**What needs to be done**
Which lines run from the one containing "Give me a plain-text" to the end of the entries? Quote them exactly, and nothing else.

**Data**
# # # #

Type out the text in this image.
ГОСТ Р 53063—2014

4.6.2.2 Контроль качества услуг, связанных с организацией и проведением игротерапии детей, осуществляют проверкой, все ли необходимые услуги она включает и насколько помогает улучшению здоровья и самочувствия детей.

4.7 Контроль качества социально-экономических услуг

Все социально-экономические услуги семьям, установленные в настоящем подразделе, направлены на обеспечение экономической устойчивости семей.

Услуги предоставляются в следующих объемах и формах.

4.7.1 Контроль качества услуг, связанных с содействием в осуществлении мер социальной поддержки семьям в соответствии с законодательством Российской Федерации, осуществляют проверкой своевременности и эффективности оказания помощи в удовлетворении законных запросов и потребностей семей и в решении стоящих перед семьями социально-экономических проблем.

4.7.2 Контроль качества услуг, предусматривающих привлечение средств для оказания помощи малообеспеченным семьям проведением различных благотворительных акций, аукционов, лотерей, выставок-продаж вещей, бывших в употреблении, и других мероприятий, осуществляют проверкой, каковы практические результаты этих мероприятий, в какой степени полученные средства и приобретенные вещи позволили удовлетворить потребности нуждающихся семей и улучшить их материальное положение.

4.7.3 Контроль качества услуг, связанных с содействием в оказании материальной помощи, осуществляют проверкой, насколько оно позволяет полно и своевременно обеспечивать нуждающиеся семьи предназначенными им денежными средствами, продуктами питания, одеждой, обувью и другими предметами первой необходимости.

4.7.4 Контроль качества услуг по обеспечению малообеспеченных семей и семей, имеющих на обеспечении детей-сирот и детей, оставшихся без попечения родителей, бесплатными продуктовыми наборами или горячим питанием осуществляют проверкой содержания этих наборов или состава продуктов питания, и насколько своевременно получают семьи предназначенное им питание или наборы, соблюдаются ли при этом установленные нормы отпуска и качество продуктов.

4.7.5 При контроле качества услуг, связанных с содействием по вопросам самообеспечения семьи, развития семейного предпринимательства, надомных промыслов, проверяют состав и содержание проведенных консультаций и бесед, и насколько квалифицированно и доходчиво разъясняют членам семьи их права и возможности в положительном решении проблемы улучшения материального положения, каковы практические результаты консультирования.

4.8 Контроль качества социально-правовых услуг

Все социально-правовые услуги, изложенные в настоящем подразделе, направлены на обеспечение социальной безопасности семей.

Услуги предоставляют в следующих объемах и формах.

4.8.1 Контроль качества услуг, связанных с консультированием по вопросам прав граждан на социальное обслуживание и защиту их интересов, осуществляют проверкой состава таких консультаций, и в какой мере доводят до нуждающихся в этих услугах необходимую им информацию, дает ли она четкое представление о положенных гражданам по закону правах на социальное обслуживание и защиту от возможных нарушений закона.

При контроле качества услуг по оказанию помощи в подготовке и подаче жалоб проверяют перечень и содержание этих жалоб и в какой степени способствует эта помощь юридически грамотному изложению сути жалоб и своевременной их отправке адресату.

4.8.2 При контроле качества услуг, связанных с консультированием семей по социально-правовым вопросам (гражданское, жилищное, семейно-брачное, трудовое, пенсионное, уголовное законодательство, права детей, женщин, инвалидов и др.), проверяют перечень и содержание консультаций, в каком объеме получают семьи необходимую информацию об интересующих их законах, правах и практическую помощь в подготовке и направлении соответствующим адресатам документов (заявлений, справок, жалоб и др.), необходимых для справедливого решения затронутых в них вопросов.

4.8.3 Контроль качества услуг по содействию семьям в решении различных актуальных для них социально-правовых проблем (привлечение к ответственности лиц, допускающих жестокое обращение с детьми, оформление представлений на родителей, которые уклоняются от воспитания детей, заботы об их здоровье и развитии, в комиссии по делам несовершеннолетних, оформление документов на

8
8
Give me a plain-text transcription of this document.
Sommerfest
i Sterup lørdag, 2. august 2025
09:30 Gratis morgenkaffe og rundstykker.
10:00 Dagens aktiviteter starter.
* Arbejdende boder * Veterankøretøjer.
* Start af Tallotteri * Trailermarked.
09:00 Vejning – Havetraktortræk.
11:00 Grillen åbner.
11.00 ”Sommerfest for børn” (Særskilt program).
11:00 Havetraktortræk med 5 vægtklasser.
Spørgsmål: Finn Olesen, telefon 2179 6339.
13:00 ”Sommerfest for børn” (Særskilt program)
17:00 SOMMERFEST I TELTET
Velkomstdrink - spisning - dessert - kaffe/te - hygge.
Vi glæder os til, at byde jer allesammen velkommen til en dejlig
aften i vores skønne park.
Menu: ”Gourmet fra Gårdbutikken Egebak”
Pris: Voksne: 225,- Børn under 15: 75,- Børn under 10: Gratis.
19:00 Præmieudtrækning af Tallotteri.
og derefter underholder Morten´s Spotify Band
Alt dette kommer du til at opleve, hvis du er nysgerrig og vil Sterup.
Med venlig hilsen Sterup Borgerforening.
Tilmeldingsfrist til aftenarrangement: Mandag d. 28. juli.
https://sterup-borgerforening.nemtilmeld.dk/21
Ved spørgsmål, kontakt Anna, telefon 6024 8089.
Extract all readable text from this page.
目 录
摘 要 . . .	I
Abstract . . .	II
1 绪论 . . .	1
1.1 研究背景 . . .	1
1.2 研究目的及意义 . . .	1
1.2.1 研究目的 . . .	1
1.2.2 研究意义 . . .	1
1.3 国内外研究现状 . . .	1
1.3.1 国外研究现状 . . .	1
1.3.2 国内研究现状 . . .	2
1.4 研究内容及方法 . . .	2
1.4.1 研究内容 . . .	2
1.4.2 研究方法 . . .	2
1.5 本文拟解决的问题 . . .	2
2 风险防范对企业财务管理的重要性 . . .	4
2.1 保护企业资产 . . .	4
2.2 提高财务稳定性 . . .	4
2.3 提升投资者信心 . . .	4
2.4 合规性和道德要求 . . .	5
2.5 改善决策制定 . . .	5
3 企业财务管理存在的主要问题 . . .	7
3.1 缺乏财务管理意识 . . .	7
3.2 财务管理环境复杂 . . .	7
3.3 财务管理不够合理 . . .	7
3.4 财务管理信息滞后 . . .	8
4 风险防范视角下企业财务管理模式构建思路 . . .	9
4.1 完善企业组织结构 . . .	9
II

# # # #

**Solution to this problem**
Give me a plain-text transcription of this document.
Sommerfest
i Sterup lørdag, 2. august 2025
09:30 Gratis morgenkaffe og rundstykker.
10:00 Dagens aktiviteter starter.
* Arbejdende boder * Veterankøretøjer.
* Start af Tallotteri * Trailermarked.
09:00 Vejning – Havetraktortræk.
11:00 Grillen åbner.
11.00 ”Sommerfest for børn” (Særskilt program).
11:00 Havetraktortræk med 5 vægtklasser.
Spørgsmål: Finn Olesen, telefon 2179 6339.
13:00 ”Sommerfest for børn” (Særskilt program)
17:00 SOMMERFEST I TELTET
Velkomstdrink - spisning - dessert - kaffe/te - hygge.
Vi glæder os til, at byde jer allesammen velkommen til en dejlig
aften i vores skønne park.
Menu: ”Gourmet fra Gårdbutikken Egebak”
Pris: Voksne: 225,- Børn under 15: 75,- Børn under 10: Gratis.
19:00 Præmieudtrækning af Tallotteri.
og derefter underholder Morten´s Spotify Band
Alt dette kommer du til at opleve, hvis du er nysgerrig og vil Sterup.
Med venlig hilsen Sterup Borgerforening.
Tilmeldingsfrist til aftenarrangement: Mandag d. 28. juli.
https://sterup-borgerforening.nemtilmeld.dk/21
Ved spørgsmål, kontakt Anna, telefon 6024 8089.
Extract all readable text from this page.
目 录
摘 要 . . .	I
Abstract . . .	II
1 绪论 . . .	1
1.1 研究背景 . . .	1
1.2 研究目的及意义 . . .	1
1.2.1 研究目的 . . .	1
1.2.2 研究意义 . . .	1
1.3 国内外研究现状 . . .	1
1.3.1 国外研究现状 . . .	1
1.3.2 国内研究现状 . . .	2
1.4 研究内容及方法 . . .	2
1.4.1 研究内容 . . .	2
1.4.2 研究方法 . . .	2
1.5 本文拟解决的问题 . . .	2
2 风险防范对企业财务管理的重要性 . . .	4
2.1 保护企业资产 . . .	4
2.2 提高财务稳定性 . . .	4
2.3 提升投资者信心 . . .	4
2.4 合规性和道德要求 . . .	5
2.5 改善决策制定 . . .	5
3 企业财务管理存在的主要问题 . . .	7
3.1 缺乏财务管理意识 . . .	7
3.2 财务管理环境复杂 . . .	7
3.3 财务管理不够合理 . . .	7
3.4 财务管理信息滞后 . . .	8
4 风险防范视角下企业财务管理模式构建思路 . . .	9
4.1 完善企业组织结构 . . .	9
II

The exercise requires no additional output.